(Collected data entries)

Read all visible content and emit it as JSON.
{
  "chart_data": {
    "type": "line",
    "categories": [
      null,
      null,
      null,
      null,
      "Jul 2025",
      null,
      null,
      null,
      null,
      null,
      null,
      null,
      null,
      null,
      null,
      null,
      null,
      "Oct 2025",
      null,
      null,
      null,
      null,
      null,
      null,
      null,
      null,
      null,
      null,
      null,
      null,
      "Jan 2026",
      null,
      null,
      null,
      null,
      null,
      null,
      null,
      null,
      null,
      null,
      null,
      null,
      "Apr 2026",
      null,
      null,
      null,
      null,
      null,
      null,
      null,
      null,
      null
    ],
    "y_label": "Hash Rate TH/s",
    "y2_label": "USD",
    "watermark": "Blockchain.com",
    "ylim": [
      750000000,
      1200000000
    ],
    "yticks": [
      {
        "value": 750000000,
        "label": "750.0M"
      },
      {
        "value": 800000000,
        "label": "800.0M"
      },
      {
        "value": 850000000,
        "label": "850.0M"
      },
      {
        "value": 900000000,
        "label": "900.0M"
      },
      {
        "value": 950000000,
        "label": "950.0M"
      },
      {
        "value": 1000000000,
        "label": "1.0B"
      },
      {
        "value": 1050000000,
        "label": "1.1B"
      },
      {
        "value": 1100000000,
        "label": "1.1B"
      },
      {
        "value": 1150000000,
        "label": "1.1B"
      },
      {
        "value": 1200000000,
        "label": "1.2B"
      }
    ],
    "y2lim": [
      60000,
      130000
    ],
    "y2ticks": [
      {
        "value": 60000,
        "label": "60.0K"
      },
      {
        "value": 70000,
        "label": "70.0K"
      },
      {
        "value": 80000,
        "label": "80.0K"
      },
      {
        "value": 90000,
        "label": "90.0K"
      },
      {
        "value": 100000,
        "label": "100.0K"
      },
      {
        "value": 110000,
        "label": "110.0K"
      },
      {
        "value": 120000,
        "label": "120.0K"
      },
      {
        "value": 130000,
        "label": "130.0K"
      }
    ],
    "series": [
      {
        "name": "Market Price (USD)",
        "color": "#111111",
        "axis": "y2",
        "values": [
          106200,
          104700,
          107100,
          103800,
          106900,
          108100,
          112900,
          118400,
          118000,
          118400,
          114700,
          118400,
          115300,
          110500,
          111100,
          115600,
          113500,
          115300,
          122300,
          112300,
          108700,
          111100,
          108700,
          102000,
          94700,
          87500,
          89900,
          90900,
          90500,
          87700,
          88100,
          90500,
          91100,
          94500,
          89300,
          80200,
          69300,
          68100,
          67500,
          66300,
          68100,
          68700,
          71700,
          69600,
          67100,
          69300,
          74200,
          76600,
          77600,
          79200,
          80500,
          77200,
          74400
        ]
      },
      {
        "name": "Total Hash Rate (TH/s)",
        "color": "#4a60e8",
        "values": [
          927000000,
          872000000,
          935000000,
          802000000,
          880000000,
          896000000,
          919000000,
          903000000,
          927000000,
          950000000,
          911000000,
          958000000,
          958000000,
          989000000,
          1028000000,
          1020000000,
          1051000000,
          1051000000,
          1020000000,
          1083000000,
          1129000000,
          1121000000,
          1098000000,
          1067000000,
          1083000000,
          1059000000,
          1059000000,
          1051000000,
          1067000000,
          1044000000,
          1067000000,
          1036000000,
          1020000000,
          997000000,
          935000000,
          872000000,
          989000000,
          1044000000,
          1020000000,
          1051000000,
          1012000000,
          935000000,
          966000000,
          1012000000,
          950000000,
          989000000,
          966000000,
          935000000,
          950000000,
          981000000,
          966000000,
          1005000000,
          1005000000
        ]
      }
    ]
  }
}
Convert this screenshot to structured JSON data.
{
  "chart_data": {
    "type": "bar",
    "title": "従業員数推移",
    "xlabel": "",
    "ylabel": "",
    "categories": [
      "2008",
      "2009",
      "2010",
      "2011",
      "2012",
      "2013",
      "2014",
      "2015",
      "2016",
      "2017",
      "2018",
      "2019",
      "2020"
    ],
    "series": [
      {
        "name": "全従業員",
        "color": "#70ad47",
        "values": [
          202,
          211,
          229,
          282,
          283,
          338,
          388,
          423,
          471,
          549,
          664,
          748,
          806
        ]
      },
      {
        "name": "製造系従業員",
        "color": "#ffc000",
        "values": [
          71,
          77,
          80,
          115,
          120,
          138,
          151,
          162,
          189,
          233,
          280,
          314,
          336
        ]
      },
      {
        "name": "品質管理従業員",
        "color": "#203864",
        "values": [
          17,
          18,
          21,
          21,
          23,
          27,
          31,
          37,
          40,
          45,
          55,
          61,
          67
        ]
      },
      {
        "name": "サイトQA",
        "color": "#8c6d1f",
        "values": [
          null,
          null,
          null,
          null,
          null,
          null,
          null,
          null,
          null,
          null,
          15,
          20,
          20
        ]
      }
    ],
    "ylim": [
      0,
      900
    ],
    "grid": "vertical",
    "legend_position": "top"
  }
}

TASK TO CARRY OUT
Write out the full set of records exactly as given.

SOLUTION
Read all visible content and emit it as JSON.
{
  "chart_data": {
    "type": "line",
    "categories": [
      null,
      null,
      null,
      null,
      "Jul 2025",
      null,
      null,
      null,
      null,
      null,
      null,
      null,
      null,
      null,
      null,
      null,
      null,
      "Oct 2025",
      null,
      null,
      null,
      null,
      null,
      null,
      null,
      null,
      null,
      null,
      null,
      null,
      "Jan 2026",
      null,
      null,
      null,
      null,
      null,
      null,
      null,
      null,
      null,
      null,
      null,
      null,
      "Apr 2026",
      null,
      null,
      null,
      null,
      null,
      null,
      null,
      null,
      null
    ],
    "y_label": "Hash Rate TH/s",
    "y2_label": "USD",
    "watermark": "Blockchain.com",
    "ylim": [
      750000000,
      1200000000
    ],
    "yticks": [
      {
        "value": 750000000,
        "label": "750.0M"
      },
      {
        "value": 800000000,
        "label": "800.0M"
      },
      {
        "value": 850000000,
        "label": "850.0M"
      },
      {
        "value": 900000000,
        "label": "900.0M"
      },
      {
        "value": 950000000,
        "label": "950.0M"
      },
      {
        "value": 1000000000,
        "label": "1.0B"
      },
      {
        "value": 1050000000,
        "label": "1.1B"
      },
      {
        "value": 1100000000,
        "label": "1.1B"
      },
      {
        "value": 1150000000,
        "label": "1.1B"
      },
      {
        "value": 1200000000,
        "label": "1.2B"
      }
    ],
    "y2lim": [
      60000,
      130000
    ],
    "y2ticks": [
      {
        "value": 60000,
        "label": "60.0K"
      },
      {
        "value": 70000,
        "label": "70.0K"
      },
      {
        "value": 80000,
        "label": "80.0K"
      },
      {
        "value": 90000,
        "label": "90.0K"
      },
      {
        "value": 100000,
        "label": "100.0K"
      },
      {
        "value": 110000,
        "label": "110.0K"
      },
      {
        "value": 120000,
        "label": "120.0K"
      },
      {
        "value": 130000,
        "label": "130.0K"
      }
    ],
    "series": [
      {
        "name": "Market Price (USD)",
        "color": "#111111",
        "axis": "y2",
        "values": [
          106200,
          104700,
          107100,
          103800,
          106900,
          108100,
          112900,
          118400,
          118000,
          118400,
          114700,
          118400,
          115300,
          110500,
          111100,
          115600,
          113500,
          115300,
          122300,
          112300,
          108700,
          111100,
          108700,
          102000,
          94700,
          87500,
          89900,
          90900,
          90500,
          87700,
          88100,
          90500,
          91100,
          94500,
          89300,
          80200,
          69300,
          68100,
          67500,
          66300,
          68100,
          68700,
          71700,
          69600,
          67100,
          69300,
          74200,
          76600,
          77600,
          79200,
          80500,
          77200,
          74400
        ]
      },
      {
        "name": "Total Hash Rate (TH/s)",
        "color": "#4a60e8",
        "values": [
          927000000,
          872000000,
          935000000,
          802000000,
          880000000,
          896000000,
          919000000,
          903000000,
          927000000,
          950000000,
          911000000,
          958000000,
          958000000,
          989000000,
          1028000000,
          1020000000,
          1051000000,
          1051000000,
          1020000000,
          1083000000,
          1129000000,
          1121000000,
          1098000000,
          1067000000,
          1083000000,
          1059000000,
          1059000000,
          1051000000,
          1067000000,
          1044000000,
          1067000000,
          1036000000,
          1020000000,
          997000000,
          935000000,
          872000000,
          989000000,
          1044000000,
          1020000000,
          1051000000,
          1012000000,
          935000000,
          966000000,
          1012000000,
          950000000,
          989000000,
          966000000,
          935000000,
          950000000,
          981000000,
          966000000,
          1005000000,
          1005000000
        ]
      }
    ]
  }
}
Convert this screenshot to structured JSON data.
{
  "chart_data": {
    "type": "bar",
    "title": "従業員数推移",
    "xlabel": "",
    "ylabel": "",
    "categories": [
      "2008",
      "2009",
      "2010",
      "2011",
      "2012",
      "2013",
      "2014",
      "2015",
      "2016",
      "2017",
      "2018",
      "2019",
      "2020"
    ],
    "series": [
      {
        "name": "全従業員",
        "color": "#70ad47",
        "values": [
          202,
          211,
          229,
          282,
          283,
          338,
          388,
          423,
          471,
          549,
          664,
          748,
          806
        ]
      },
      {
        "name": "製造系従業員",
        "color": "#ffc000",
        "values": [
          71,
          77,
          80,
          115,
          120,
          138,
          151,
          162,
          189,
          233,
          280,
          314,
          336
        ]
      },
      {
        "name": "品質管理従業員",
        "color": "#203864",
        "values": [
          17,
          18,
          21,
          21,
          23,
          27,
          31,
          37,
          40,
          45,
          55,
          61,
          67
        ]
      },
      {
        "name": "サイトQA",
        "color": "#8c6d1f",
        "values": [
          null,
          null,
          null,
          null,
          null,
          null,
          null,
          null,
          null,
          null,
          15,
          20,
          20
        ]
      }
    ],
    "ylim": [
      0,
      900
    ],
    "grid": "vertical",
    "legend_position": "top"
  }
}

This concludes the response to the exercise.